§ What is needed
Search the material for the word "barbecues" and report each line where it turns up.

§ Task input

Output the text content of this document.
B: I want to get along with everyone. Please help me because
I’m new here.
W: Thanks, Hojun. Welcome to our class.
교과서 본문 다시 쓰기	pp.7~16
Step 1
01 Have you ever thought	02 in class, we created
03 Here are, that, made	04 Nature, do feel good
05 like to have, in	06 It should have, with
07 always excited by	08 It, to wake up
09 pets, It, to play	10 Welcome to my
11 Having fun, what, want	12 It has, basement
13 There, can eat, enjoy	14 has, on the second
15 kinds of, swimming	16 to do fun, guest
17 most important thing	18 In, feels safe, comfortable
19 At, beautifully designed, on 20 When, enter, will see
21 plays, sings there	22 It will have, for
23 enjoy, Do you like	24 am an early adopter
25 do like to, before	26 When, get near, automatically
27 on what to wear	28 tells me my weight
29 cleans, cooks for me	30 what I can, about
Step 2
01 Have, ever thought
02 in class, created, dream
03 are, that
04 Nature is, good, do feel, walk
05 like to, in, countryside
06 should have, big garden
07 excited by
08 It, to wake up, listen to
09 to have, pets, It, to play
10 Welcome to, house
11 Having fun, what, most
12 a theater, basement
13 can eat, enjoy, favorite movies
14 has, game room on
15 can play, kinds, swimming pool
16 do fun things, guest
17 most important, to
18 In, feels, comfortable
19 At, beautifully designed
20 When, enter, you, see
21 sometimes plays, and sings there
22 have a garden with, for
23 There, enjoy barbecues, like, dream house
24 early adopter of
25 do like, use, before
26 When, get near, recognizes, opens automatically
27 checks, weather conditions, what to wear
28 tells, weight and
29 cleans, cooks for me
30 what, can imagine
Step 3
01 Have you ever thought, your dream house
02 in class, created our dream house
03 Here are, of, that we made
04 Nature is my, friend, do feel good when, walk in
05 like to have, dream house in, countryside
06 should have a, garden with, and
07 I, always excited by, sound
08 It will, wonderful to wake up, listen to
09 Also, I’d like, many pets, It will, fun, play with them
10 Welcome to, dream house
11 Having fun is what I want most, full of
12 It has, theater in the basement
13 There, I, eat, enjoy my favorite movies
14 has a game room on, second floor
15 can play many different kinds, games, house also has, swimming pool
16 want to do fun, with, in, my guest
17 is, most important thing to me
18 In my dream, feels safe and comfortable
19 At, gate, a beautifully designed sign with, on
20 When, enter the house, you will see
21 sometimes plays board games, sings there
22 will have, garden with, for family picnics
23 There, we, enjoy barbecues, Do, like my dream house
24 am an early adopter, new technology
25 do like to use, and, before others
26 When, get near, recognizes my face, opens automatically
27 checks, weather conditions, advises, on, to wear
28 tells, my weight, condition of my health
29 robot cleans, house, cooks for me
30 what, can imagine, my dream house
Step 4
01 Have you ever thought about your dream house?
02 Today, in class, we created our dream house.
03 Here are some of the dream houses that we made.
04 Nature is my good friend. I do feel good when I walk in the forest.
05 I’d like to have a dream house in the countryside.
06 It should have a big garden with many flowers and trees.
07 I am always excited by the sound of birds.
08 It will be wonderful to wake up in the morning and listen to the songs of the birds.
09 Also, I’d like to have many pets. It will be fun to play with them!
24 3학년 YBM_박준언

§ Result below
23 There, enjoy barbecues, like, dream house
23 There, we, enjoy barbecues, Do, like my dream house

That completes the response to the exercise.